* [EXERCISE INPUT]:

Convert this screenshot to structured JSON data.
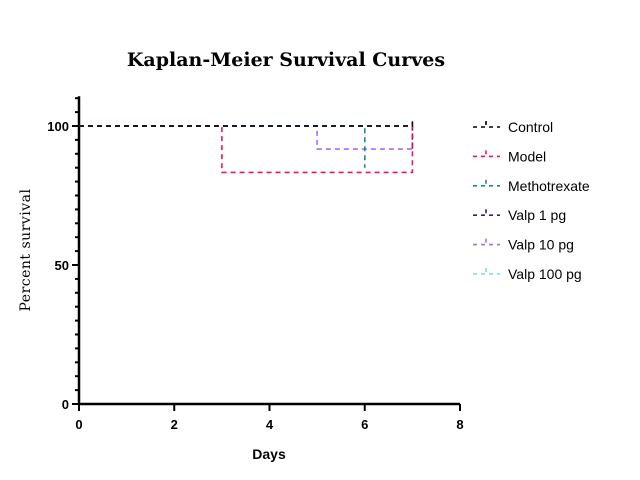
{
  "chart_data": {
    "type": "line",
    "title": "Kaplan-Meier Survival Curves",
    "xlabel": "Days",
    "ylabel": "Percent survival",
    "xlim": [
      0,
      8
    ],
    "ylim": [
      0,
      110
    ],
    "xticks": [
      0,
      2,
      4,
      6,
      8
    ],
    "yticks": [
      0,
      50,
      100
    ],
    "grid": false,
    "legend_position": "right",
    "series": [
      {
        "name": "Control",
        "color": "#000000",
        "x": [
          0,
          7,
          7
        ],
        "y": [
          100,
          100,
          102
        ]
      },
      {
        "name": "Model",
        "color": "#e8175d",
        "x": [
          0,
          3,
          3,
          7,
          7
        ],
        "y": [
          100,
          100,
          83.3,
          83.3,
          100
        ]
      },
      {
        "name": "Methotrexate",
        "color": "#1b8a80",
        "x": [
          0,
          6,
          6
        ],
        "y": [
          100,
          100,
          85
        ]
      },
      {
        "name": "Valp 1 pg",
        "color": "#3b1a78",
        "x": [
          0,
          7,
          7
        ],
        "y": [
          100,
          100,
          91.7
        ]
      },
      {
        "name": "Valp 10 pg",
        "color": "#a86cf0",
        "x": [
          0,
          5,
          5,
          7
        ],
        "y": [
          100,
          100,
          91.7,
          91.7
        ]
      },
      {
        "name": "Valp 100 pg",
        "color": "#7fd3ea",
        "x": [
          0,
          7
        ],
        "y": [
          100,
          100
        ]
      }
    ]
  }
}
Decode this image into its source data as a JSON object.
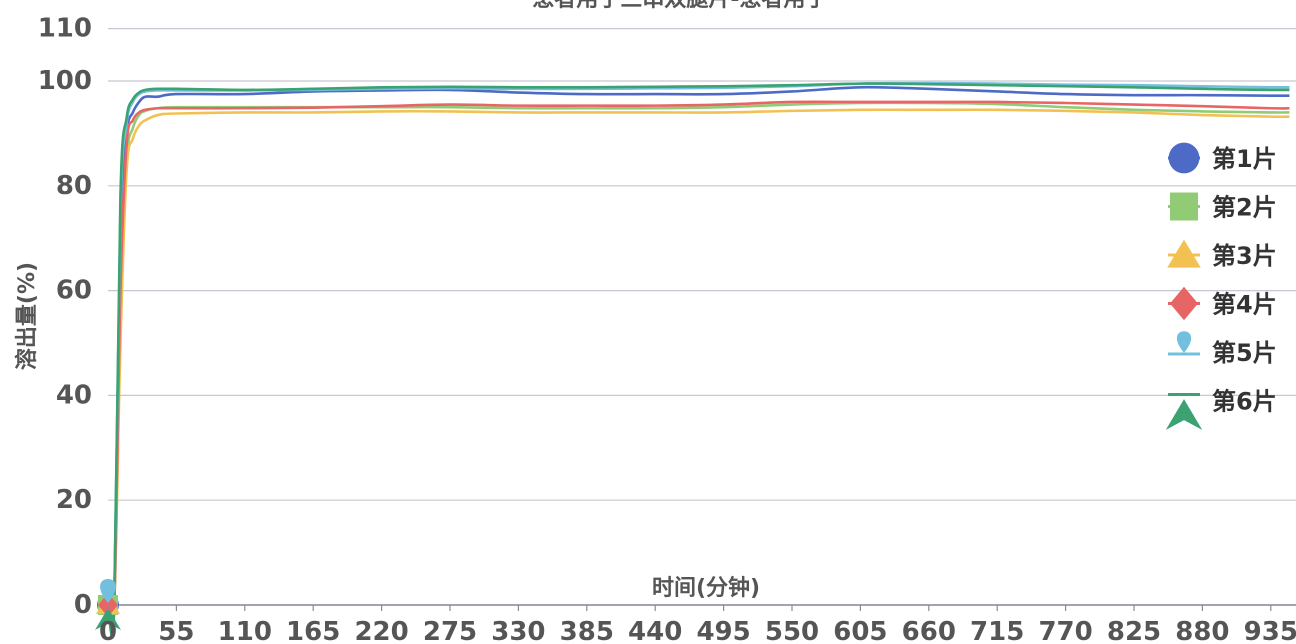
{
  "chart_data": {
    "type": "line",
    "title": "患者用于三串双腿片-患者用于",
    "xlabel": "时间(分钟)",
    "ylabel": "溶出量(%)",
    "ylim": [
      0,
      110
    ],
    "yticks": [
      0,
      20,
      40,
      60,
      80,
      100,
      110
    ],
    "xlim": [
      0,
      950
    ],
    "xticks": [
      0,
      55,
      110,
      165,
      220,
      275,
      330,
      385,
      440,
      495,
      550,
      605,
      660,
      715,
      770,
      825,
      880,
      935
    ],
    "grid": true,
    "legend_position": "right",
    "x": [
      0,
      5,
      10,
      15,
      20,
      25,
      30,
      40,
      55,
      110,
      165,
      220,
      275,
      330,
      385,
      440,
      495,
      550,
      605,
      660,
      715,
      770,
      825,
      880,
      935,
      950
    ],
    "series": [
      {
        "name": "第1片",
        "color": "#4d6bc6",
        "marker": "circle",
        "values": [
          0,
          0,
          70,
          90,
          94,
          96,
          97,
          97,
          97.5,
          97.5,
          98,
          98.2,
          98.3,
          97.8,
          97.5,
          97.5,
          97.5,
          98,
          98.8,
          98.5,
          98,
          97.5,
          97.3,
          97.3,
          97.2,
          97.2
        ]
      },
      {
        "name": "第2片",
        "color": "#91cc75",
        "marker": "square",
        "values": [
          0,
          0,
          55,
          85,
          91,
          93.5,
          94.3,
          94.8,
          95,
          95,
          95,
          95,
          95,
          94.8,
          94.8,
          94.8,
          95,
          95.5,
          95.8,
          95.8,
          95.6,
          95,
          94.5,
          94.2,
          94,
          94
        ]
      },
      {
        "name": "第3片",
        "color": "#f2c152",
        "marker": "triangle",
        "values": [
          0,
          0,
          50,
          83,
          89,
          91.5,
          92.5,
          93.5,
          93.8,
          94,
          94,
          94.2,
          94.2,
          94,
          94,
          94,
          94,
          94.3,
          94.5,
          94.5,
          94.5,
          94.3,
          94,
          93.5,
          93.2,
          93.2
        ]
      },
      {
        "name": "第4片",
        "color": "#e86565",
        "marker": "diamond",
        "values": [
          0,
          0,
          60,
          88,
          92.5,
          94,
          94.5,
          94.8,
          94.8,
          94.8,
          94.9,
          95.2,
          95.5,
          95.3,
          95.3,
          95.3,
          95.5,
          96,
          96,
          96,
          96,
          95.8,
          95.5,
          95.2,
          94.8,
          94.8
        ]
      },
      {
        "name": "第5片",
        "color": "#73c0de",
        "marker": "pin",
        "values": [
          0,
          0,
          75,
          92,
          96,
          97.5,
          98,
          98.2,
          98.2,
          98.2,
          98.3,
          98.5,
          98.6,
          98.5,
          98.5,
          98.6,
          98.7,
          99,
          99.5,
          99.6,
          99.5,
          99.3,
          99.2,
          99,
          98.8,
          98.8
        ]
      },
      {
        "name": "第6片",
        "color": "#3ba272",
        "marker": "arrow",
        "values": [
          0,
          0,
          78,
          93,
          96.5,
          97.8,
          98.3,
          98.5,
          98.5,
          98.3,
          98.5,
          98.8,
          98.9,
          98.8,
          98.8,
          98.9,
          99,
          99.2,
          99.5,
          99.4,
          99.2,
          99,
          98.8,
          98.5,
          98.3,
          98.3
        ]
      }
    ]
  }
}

* * *

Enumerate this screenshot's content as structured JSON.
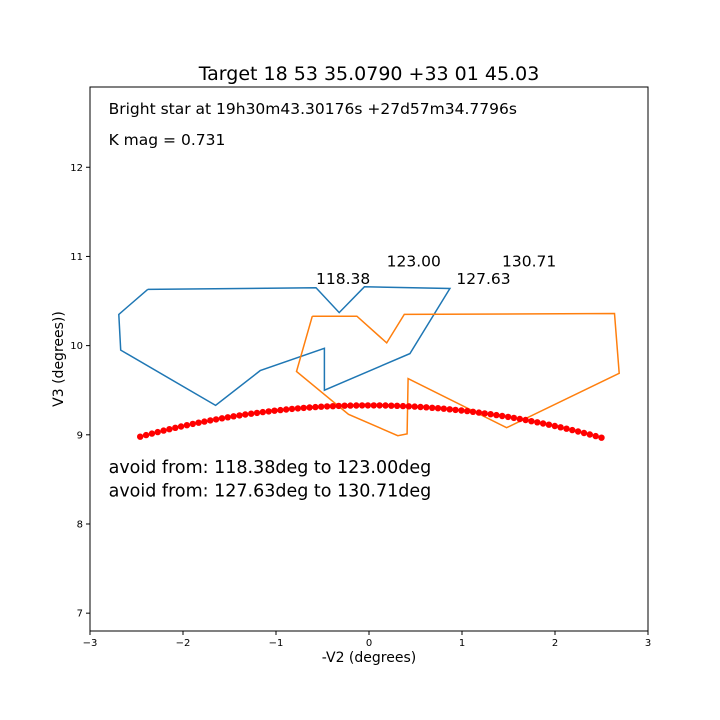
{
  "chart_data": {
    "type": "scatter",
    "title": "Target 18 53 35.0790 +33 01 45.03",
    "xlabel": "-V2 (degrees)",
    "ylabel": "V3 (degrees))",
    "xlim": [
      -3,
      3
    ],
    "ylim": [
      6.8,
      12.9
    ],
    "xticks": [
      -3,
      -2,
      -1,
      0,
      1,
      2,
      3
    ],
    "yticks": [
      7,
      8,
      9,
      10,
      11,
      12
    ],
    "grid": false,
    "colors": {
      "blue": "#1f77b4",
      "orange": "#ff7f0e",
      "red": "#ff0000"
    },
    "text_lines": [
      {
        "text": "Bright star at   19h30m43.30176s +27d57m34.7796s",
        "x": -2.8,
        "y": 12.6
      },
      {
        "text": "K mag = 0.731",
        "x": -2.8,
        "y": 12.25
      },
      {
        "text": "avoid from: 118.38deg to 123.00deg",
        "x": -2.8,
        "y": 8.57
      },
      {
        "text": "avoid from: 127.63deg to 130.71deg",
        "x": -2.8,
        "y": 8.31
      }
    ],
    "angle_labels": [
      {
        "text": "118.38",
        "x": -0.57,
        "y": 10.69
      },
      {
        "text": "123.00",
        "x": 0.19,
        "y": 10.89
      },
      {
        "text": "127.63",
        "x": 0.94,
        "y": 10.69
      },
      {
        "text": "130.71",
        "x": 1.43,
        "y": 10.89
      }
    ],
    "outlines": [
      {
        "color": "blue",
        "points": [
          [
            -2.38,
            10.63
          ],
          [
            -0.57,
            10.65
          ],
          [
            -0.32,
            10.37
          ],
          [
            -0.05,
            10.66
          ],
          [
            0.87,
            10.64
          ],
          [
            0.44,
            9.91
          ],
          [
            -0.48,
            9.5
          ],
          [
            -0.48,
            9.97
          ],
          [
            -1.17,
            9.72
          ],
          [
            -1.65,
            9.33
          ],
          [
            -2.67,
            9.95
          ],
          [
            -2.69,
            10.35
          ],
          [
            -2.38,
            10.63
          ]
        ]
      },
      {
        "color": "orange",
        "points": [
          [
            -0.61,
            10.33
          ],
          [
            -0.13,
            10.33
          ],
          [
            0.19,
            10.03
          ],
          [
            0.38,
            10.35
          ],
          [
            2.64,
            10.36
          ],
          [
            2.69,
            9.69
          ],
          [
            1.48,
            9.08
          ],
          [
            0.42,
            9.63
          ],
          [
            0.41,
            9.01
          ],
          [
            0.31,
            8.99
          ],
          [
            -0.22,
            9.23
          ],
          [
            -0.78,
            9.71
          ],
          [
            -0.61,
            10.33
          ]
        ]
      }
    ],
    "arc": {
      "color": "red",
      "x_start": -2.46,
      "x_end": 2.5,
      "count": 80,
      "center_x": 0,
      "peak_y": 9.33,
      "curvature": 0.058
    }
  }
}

* [WHAT NEEDS TO BE DONE]:
Select and copy every line of the material that holds the string "JSON".

* [EXERCISE OUTPUT]:
Convert this screenshot to structured JSON data.
Decode this image into its source data as a JSON object.
Enumerate this screenshot's content as structured JSON.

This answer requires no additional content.